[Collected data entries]
● ● ● ● ●
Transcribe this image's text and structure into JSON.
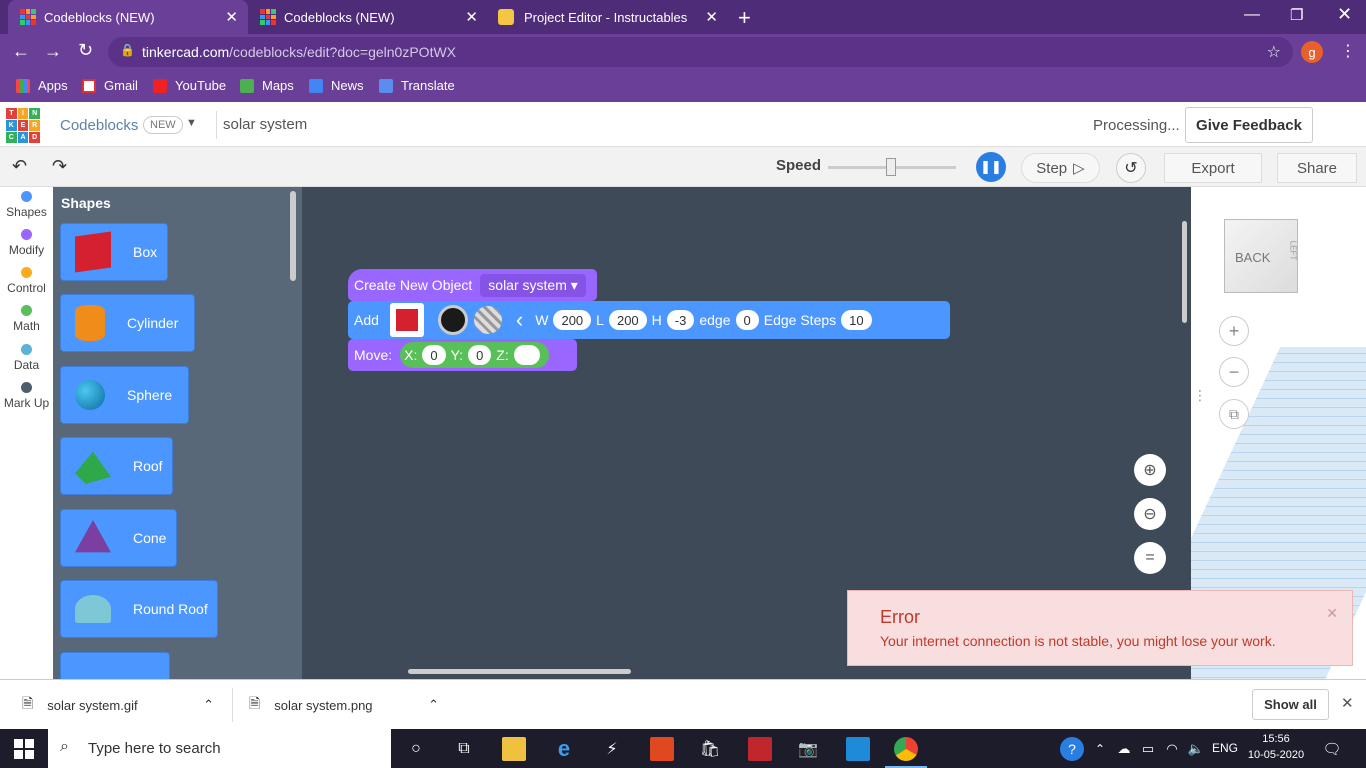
{
  "browser": {
    "tabs": [
      {
        "title": "Codeblocks (NEW)"
      },
      {
        "title": "Codeblocks (NEW)"
      },
      {
        "title": "Project Editor - Instructables"
      }
    ],
    "url_host": "tinkercad.com",
    "url_path": "/codeblocks/edit?doc=geln0zPOtWX",
    "profile_initial": "g",
    "bookmarks": [
      "Apps",
      "Gmail",
      "YouTube",
      "Maps",
      "News",
      "Translate"
    ]
  },
  "app": {
    "logo_letters": [
      "T",
      "I",
      "N",
      "K",
      "E",
      "R",
      "C",
      "A",
      "D"
    ],
    "product": "Codeblocks",
    "badge": "NEW",
    "doc_title": "solar system",
    "status": "Processing...",
    "feedback_label": "Give Feedback"
  },
  "toolbar": {
    "speed_label": "Speed",
    "speed_level": 0.5,
    "step_label": "Step",
    "export_label": "Export",
    "share_label": "Share"
  },
  "categories": [
    {
      "label": "Shapes",
      "color": "#4c97ff"
    },
    {
      "label": "Modify",
      "color": "#9966ff"
    },
    {
      "label": "Control",
      "color": "#ffab19"
    },
    {
      "label": "Math",
      "color": "#59c059"
    },
    {
      "label": "Data",
      "color": "#5cb1d6"
    },
    {
      "label": "Mark Up",
      "color": "#4d5d6e"
    }
  ],
  "palette": {
    "title": "Shapes",
    "items": [
      "Box",
      "Cylinder",
      "Sphere",
      "Roof",
      "Cone",
      "Round Roof"
    ]
  },
  "workspace": {
    "create_label": "Create New Object",
    "create_value": "solar system",
    "add_label": "Add",
    "w_label": "W",
    "w_value": "200",
    "l_label": "L",
    "l_value": "200",
    "h_label": "H",
    "h_value": "-3",
    "edge_label": "edge",
    "edge_value": "0",
    "edge_steps_label": "Edge Steps",
    "edge_steps_value": "10",
    "move_label": "Move:",
    "x_label": "X:",
    "x_value": "0",
    "y_label": "Y:",
    "y_value": "0",
    "z_label": "Z:",
    "z_value": ""
  },
  "viewcube": {
    "face_front": "BACK",
    "face_side": "LEFT"
  },
  "error": {
    "title": "Error",
    "message": "Your internet connection is not stable, you might lose your work."
  },
  "downloads": {
    "files": [
      "solar system.gif",
      "solar system.png"
    ],
    "show_all": "Show all"
  },
  "taskbar": {
    "search_placeholder": "Type here to search",
    "lang": "ENG",
    "time": "15:56",
    "date": "10-05-2020"
  }
}
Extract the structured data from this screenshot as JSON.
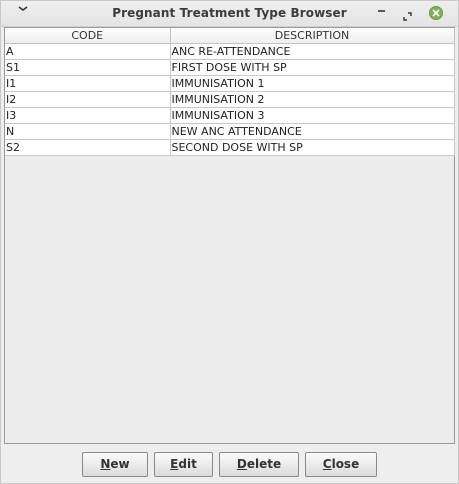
{
  "window": {
    "title": "Pregnant Treatment Type Browser",
    "close_color": "#7fb25a"
  },
  "table": {
    "columns": [
      "CODE",
      "DESCRIPTION"
    ],
    "rows": [
      [
        "A",
        "ANC RE-ATTENDANCE"
      ],
      [
        "S1",
        "FIRST DOSE WITH SP"
      ],
      [
        "I1",
        "IMMUNISATION 1"
      ],
      [
        "I2",
        "IMMUNISATION 2"
      ],
      [
        "I3",
        "IMMUNISATION 3"
      ],
      [
        "N",
        "NEW ANC ATTENDANCE"
      ],
      [
        "S2",
        "SECOND DOSE WITH SP"
      ]
    ]
  },
  "buttons": {
    "new": {
      "mnemonic": "N",
      "rest": "ew"
    },
    "edit": {
      "mnemonic": "E",
      "rest": "dit"
    },
    "delete": {
      "mnemonic": "D",
      "rest": "elete"
    },
    "close": {
      "mnemonic": "C",
      "rest": "lose"
    }
  }
}
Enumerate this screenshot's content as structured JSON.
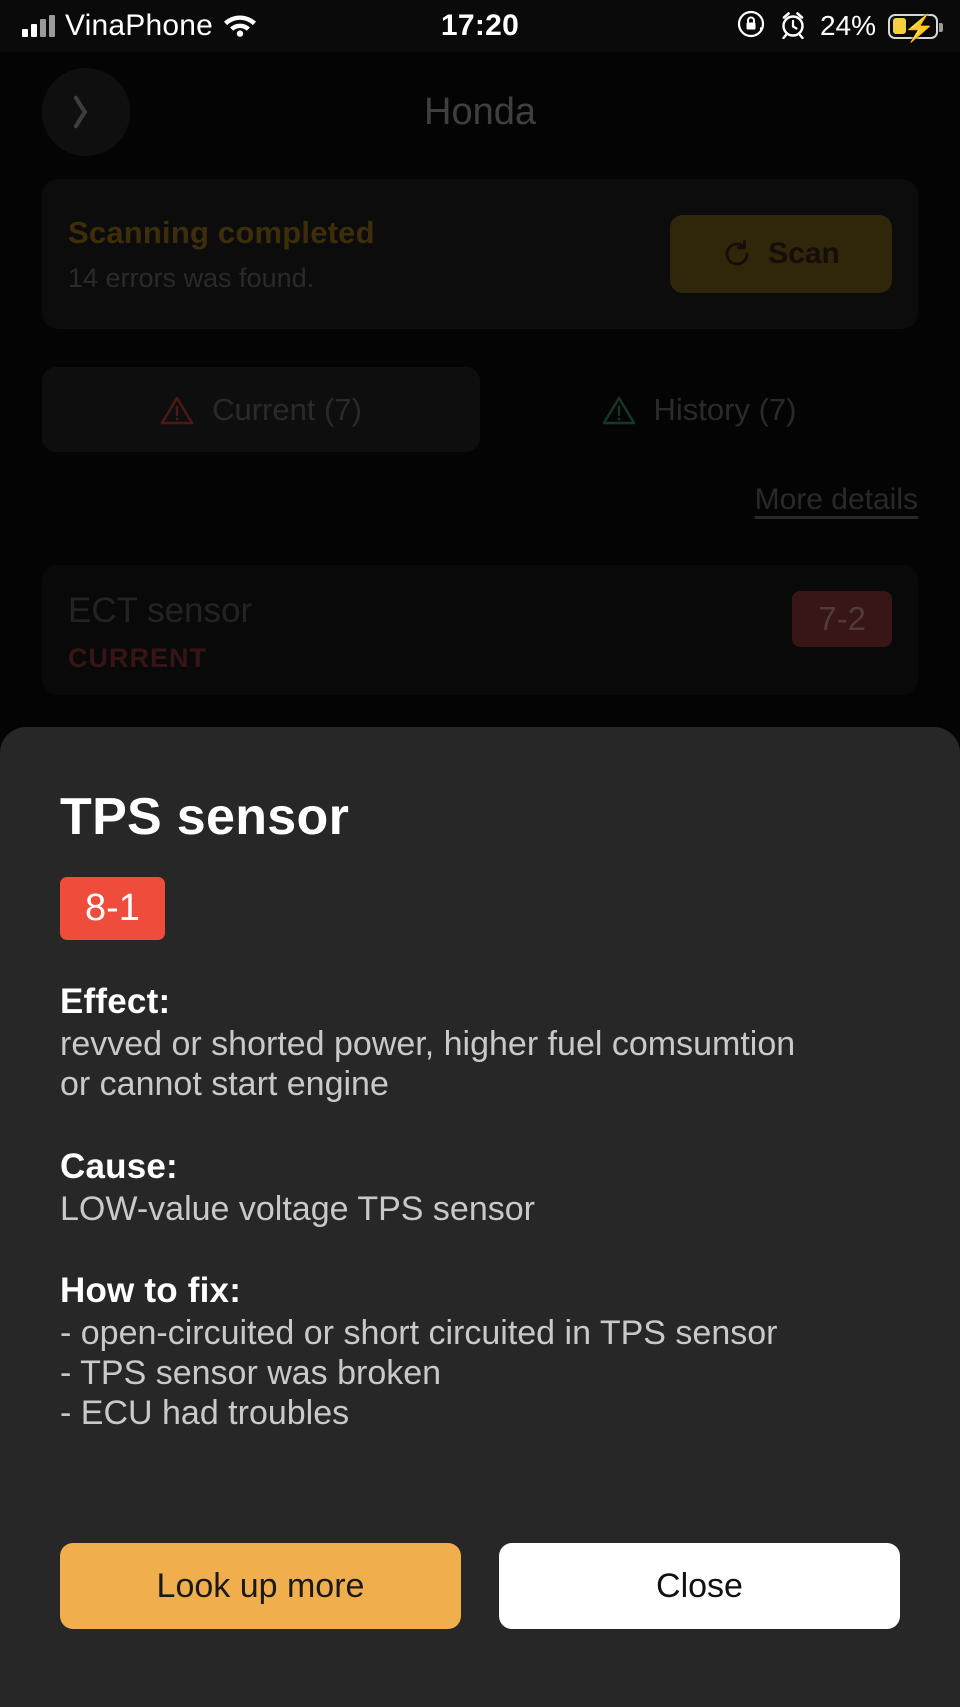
{
  "status_bar": {
    "carrier": "VinaPhone",
    "time": "17:20",
    "battery_percent": "24%",
    "icons": [
      "signal-bars-icon",
      "wifi-icon",
      "rotation-lock-icon",
      "alarm-clock-icon",
      "battery-charging-icon"
    ]
  },
  "nav": {
    "title": "Honda",
    "back_icon": "chevron-left-icon"
  },
  "scan_card": {
    "title": "Scanning completed",
    "subtitle": "14 errors was found.",
    "button_label": "Scan",
    "button_icon": "refresh-icon",
    "title_color": "#8a6514",
    "button_color": "#6b5418"
  },
  "tabs": [
    {
      "label": "Current (7)",
      "icon": "warning-triangle-red-icon",
      "icon_color": "#c0392b",
      "active": true
    },
    {
      "label": "History (7)",
      "icon": "warning-triangle-green-icon",
      "icon_color": "#2e7d52",
      "active": false
    }
  ],
  "more_details_label": "More details",
  "error_list": [
    {
      "name": "ECT sensor",
      "state": "CURRENT",
      "code": "7-2",
      "badge_color": "#7a3230"
    }
  ],
  "sheet": {
    "title": "TPS sensor",
    "code_badge": "8-1",
    "code_badge_color": "#ef4c3c",
    "sections": [
      {
        "heading": "Effect:",
        "lines": [
          "revved or shorted power, higher fuel comsumtion",
          "or cannot start engine"
        ]
      },
      {
        "heading": "Cause:",
        "lines": [
          "LOW-value voltage TPS sensor"
        ]
      },
      {
        "heading": "How to fix:",
        "lines": [
          "- open-circuited or short circuited in TPS sensor",
          "- TPS sensor was broken",
          "- ECU had troubles"
        ]
      }
    ],
    "primary_button": "Look up more",
    "secondary_button": "Close"
  }
}
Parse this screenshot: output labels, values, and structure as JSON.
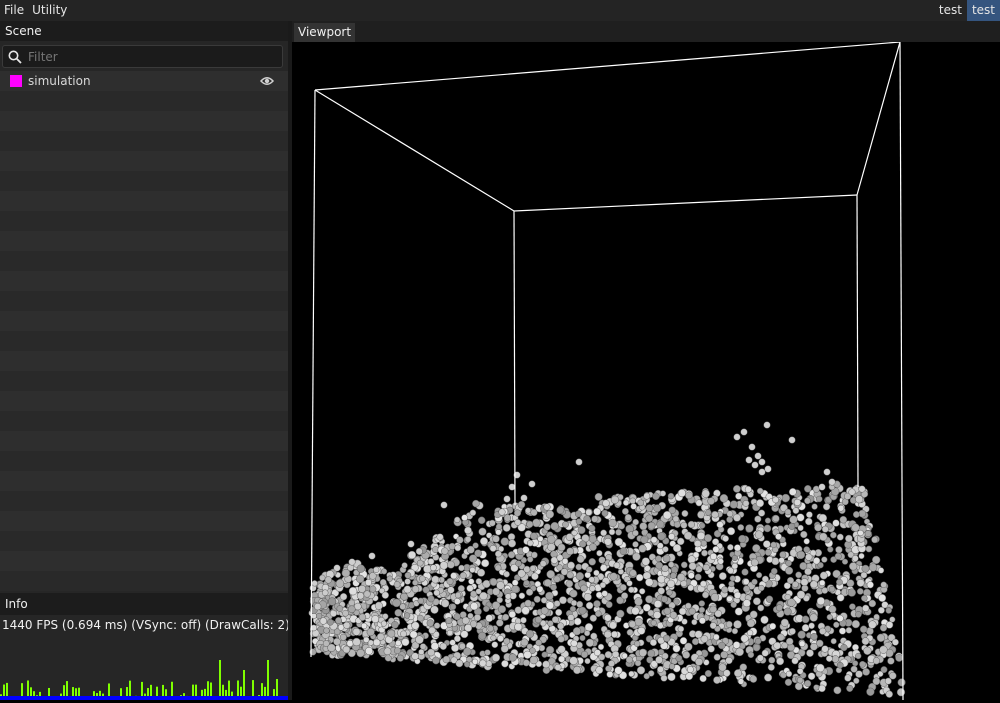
{
  "menubar": {
    "file": "File",
    "utility": "Utility",
    "right_item_1": "test",
    "right_item_2": "test"
  },
  "scene_panel": {
    "title": "Scene",
    "filter_placeholder": "Filter",
    "items": [
      {
        "label": "simulation",
        "color": "#ff00ff",
        "visible": true
      }
    ]
  },
  "info_panel": {
    "title": "Info",
    "fps_text": "1440 FPS (0.694 ms) (VSync: off) (DrawCalls: 2)",
    "graph_colors": {
      "frame": "#7fff00",
      "render": "#0000ff"
    }
  },
  "viewport": {
    "tab_label": "Viewport",
    "particle_color": "#c8c8c8",
    "box_color": "#ffffff"
  }
}
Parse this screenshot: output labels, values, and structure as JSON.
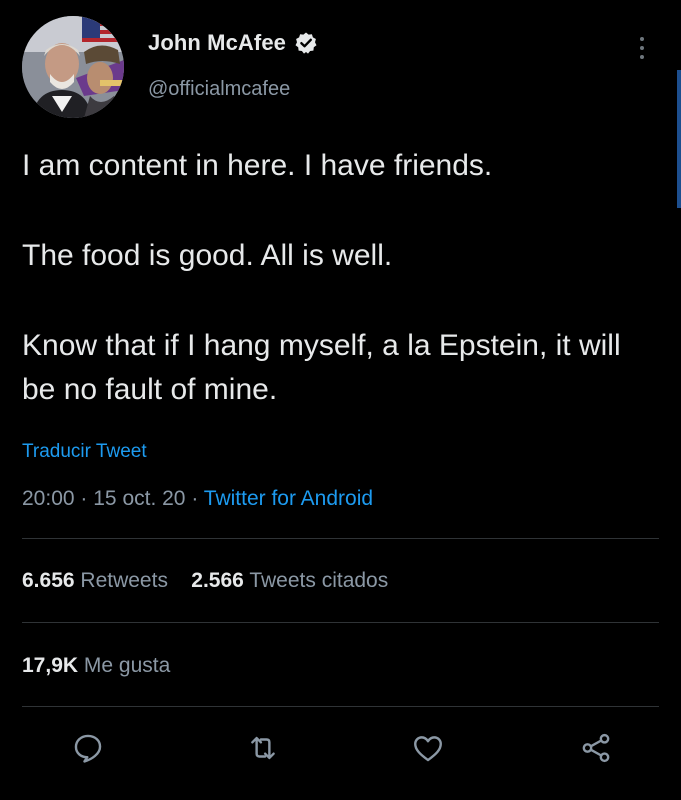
{
  "author": {
    "display_name": "John McAfee",
    "handle": "@officialmcafee",
    "verified": true
  },
  "tweet": {
    "paragraphs": [
      "I am content in here. I have friends.",
      "The food is good. All is well.",
      "Know that if I hang myself, a la Epstein, it will be no fault of mine."
    ],
    "translate_label": "Traducir Tweet",
    "time": "20:00",
    "date": "15 oct. 20",
    "separator": "·",
    "source": "Twitter for Android"
  },
  "stats": {
    "retweets_count": "6.656",
    "retweets_label": "Retweets",
    "quotes_count": "2.566",
    "quotes_label": "Tweets citados",
    "likes_count": "17,9K",
    "likes_label": "Me gusta"
  },
  "actions": [
    {
      "icon": "reply-icon"
    },
    {
      "icon": "retweet-icon"
    },
    {
      "icon": "like-icon"
    },
    {
      "icon": "share-icon"
    }
  ],
  "colors": {
    "background": "#000000",
    "text_primary": "#e7e9ea",
    "text_secondary": "#8b98a5",
    "accent": "#1d9bf0",
    "divider": "#2f3336"
  }
}
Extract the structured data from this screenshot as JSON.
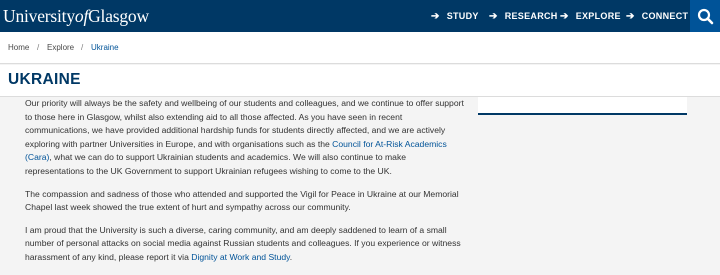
{
  "header": {
    "logo_text_1": "University",
    "logo_text_2": "of",
    "logo_text_3": "Glasgow",
    "nav": [
      {
        "label": "STUDY",
        "icon": "arrow-right-icon"
      },
      {
        "label": "RESEARCH",
        "icon": "arrow-right-icon"
      },
      {
        "label": "EXPLORE",
        "icon": "arrow-right-icon"
      },
      {
        "label": "CONNECT",
        "icon": "arrow-right-icon"
      }
    ],
    "search_icon": "search-icon"
  },
  "breadcrumb": {
    "items": [
      "Home",
      "Explore",
      "Ukraine"
    ],
    "separator": "/"
  },
  "page": {
    "title": "UKRAINE"
  },
  "content": {
    "p1_a": "Our priority will always be the safety and wellbeing of our students and colleagues, and we continue to offer support to those here in Glasgow, whilst also extending aid to all those affected. As you have seen in recent communications, we have provided additional hardship funds for students directly affected, and we are actively exploring with partner Universities in Europe, and with organisations such as the ",
    "p1_link": "Council for At-Risk Academics (Cara)",
    "p1_b": ", what we can do to support Ukrainian students and academics. We will also continue to make representations to the UK Government to support Ukrainian refugees wishing to come to the UK.",
    "p2": "The compassion and sadness of those who attended and supported the Vigil for Peace in Ukraine at our Memorial Chapel last week showed the true extent of hurt and sympathy across our community.",
    "p3_a": "I am proud that the University is such a diverse, caring community, and am deeply saddened to learn of a small number of personal attacks on social media against Russian students and colleagues. If you experience or witness harassment of any kind, please report it via ",
    "p3_link": "Dignity at Work and Study",
    "p3_b": "."
  },
  "colors": {
    "header_bg": "#003865",
    "search_bg": "#005398",
    "link": "#005398",
    "title": "#003865",
    "body_bg": "#f4f4f4"
  }
}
● ● ● ● ●
TASK BRIEF: Pull out all lines of the data with the string "system".

OUTPUT OF THE TASK:
    "doc_title": "solar system",
    "create_value": "solar system",
      "solar system.gif",
      "solar system.png"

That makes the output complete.